### SHORT TASK
Repeat every line below exactly as it reads.

(Dataset excerpt)
┌──
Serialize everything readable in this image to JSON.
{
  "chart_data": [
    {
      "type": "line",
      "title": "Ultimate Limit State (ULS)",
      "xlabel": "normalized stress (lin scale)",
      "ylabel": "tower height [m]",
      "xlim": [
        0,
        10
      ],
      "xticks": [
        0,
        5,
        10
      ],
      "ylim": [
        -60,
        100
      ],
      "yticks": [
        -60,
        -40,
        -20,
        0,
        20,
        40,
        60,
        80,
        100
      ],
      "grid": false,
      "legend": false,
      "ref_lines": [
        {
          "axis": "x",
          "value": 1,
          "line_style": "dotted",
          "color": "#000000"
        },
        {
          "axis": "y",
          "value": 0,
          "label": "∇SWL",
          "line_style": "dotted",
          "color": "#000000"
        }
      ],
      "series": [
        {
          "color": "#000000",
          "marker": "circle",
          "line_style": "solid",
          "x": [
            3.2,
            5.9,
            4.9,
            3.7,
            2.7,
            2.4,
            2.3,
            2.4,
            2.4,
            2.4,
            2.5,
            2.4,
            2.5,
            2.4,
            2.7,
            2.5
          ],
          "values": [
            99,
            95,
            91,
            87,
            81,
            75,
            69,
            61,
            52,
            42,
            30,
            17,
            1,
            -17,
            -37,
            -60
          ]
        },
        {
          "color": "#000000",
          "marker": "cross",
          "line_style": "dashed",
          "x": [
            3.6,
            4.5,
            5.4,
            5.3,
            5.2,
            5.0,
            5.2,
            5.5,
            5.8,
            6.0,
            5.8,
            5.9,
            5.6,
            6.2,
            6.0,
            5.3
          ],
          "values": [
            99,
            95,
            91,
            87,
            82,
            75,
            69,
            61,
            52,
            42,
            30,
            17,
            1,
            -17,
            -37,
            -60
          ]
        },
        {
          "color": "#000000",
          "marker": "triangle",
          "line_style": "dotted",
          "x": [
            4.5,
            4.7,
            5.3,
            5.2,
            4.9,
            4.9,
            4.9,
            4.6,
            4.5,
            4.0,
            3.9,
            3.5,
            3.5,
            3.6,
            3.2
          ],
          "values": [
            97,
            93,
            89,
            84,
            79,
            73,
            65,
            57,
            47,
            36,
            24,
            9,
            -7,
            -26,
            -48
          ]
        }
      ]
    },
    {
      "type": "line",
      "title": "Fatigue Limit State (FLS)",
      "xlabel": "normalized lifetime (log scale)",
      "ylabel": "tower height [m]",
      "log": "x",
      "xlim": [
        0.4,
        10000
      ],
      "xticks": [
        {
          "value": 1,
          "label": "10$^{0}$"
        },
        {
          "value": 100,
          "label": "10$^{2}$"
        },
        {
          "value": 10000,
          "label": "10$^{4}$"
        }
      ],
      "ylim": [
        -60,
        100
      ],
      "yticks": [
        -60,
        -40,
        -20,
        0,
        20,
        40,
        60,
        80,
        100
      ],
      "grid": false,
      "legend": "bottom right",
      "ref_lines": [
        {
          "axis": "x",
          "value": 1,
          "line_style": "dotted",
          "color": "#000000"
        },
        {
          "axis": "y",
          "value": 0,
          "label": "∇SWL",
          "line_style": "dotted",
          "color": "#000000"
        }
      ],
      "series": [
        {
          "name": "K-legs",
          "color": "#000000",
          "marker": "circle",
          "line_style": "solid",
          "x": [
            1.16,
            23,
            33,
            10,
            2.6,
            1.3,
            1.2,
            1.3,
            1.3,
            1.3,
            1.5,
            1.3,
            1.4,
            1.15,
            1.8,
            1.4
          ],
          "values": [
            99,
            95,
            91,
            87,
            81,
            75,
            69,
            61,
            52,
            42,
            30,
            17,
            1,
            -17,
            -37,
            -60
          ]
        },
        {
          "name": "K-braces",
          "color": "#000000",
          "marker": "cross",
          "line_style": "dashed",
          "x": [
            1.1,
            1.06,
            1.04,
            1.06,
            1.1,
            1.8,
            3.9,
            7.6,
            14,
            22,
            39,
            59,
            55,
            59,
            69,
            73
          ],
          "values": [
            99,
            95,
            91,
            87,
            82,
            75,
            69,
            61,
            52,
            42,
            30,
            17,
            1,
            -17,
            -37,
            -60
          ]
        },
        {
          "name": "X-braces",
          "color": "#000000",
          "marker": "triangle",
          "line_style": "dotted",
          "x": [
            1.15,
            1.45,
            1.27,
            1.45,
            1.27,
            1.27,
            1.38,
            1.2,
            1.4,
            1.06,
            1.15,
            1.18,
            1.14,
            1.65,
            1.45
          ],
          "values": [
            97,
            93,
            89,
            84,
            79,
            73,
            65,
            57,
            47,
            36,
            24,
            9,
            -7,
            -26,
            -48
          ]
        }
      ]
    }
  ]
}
└──
### OUTPUT FOR THIS TASK
Serialize everything readable in this image to JSON.
{
  "chart_data": [
    {
      "type": "line",
      "title": "Ultimate Limit State (ULS)",
      "xlabel": "normalized stress (lin scale)",
      "ylabel": "tower height [m]",
      "xlim": [
        0,
        10
      ],
      "xticks": [
        0,
        5,
        10
      ],
      "ylim": [
        -60,
        100
      ],
      "yticks": [
        -60,
        -40,
        -20,
        0,
        20,
        40,
        60,
        80,
        100
      ],
      "grid": false,
      "legend": false,
      "ref_lines": [
        {
          "axis": "x",
          "value": 1,
          "line_style": "dotted",
          "color": "#000000"
        },
        {
          "axis": "y",
          "value": 0,
          "label": "∇SWL",
          "line_style": "dotted",
          "color": "#000000"
        }
      ],
      "series": [
        {
          "color": "#000000",
          "marker": "circle",
          "line_style": "solid",
          "x": [
            3.2,
            5.9,
            4.9,
            3.7,
            2.7,
            2.4,
            2.3,
            2.4,
            2.4,
            2.4,
            2.5,
            2.4,
            2.5,
            2.4,
            2.7,
            2.5
          ],
          "values": [
            99,
            95,
            91,
            87,
            81,
            75,
            69,
            61,
            52,
            42,
            30,
            17,
            1,
            -17,
            -37,
            -60
          ]
        },
        {
          "color": "#000000",
          "marker": "cross",
          "line_style": "dashed",
          "x": [
            3.6,
            4.5,
            5.4,
            5.3,
            5.2,
            5.0,
            5.2,
            5.5,
            5.8,
            6.0,
            5.8,
            5.9,
            5.6,
            6.2,
            6.0,
            5.3
          ],
          "values": [
            99,
            95,
            91,
            87,
            82,
            75,
            69,
            61,
            52,
            42,
            30,
            17,
            1,
            -17,
            -37,
            -60
          ]
        },
        {
          "color": "#000000",
          "marker": "triangle",
          "line_style": "dotted",
          "x": [
            4.5,
            4.7,
            5.3,
            5.2,
            4.9,
            4.9,
            4.9,
            4.6,
            4.5,
            4.0,
            3.9,
            3.5,
            3.5,
            3.6,
            3.2
          ],
          "values": [
            97,
            93,
            89,
            84,
            79,
            73,
            65,
            57,
            47,
            36,
            24,
            9,
            -7,
            -26,
            -48
          ]
        }
      ]
    },
    {
      "type": "line",
      "title": "Fatigue Limit State (FLS)",
      "xlabel": "normalized lifetime (log scale)",
      "ylabel": "tower height [m]",
      "log": "x",
      "xlim": [
        0.4,
        10000
      ],
      "xticks": [
        {
          "value": 1,
          "label": "10$^{0}$"
        },
        {
          "value": 100,
          "label": "10$^{2}$"
        },
        {
          "value": 10000,
          "label": "10$^{4}$"
        }
      ],
      "ylim": [
        -60,
        100
      ],
      "yticks": [
        -60,
        -40,
        -20,
        0,
        20,
        40,
        60,
        80,
        100
      ],
      "grid": false,
      "legend": "bottom right",
      "ref_lines": [
        {
          "axis": "x",
          "value": 1,
          "line_style": "dotted",
          "color": "#000000"
        },
        {
          "axis": "y",
          "value": 0,
          "label": "∇SWL",
          "line_style": "dotted",
          "color": "#000000"
        }
      ],
      "series": [
        {
          "name": "K-legs",
          "color": "#000000",
          "marker": "circle",
          "line_style": "solid",
          "x": [
            1.16,
            23,
            33,
            10,
            2.6,
            1.3,
            1.2,
            1.3,
            1.3,
            1.3,
            1.5,
            1.3,
            1.4,
            1.15,
            1.8,
            1.4
          ],
          "values": [
            99,
            95,
            91,
            87,
            81,
            75,
            69,
            61,
            52,
            42,
            30,
            17,
            1,
            -17,
            -37,
            -60
          ]
        },
        {
          "name": "K-braces",
          "color": "#000000",
          "marker": "cross",
          "line_style": "dashed",
          "x": [
            1.1,
            1.06,
            1.04,
            1.06,
            1.1,
            1.8,
            3.9,
            7.6,
            14,
            22,
            39,
            59,
            55,
            59,
            69,
            73
          ],
          "values": [
            99,
            95,
            91,
            87,
            82,
            75,
            69,
            61,
            52,
            42,
            30,
            17,
            1,
            -17,
            -37,
            -60
          ]
        },
        {
          "name": "X-braces",
          "color": "#000000",
          "marker": "triangle",
          "line_style": "dotted",
          "x": [
            1.15,
            1.45,
            1.27,
            1.45,
            1.27,
            1.27,
            1.38,
            1.2,
            1.4,
            1.06,
            1.15,
            1.18,
            1.14,
            1.65,
            1.45
          ],
          "values": [
            97,
            93,
            89,
            84,
            79,
            73,
            65,
            57,
            47,
            36,
            24,
            9,
            -7,
            -26,
            -48
          ]
        }
      ]
    }
  ]
}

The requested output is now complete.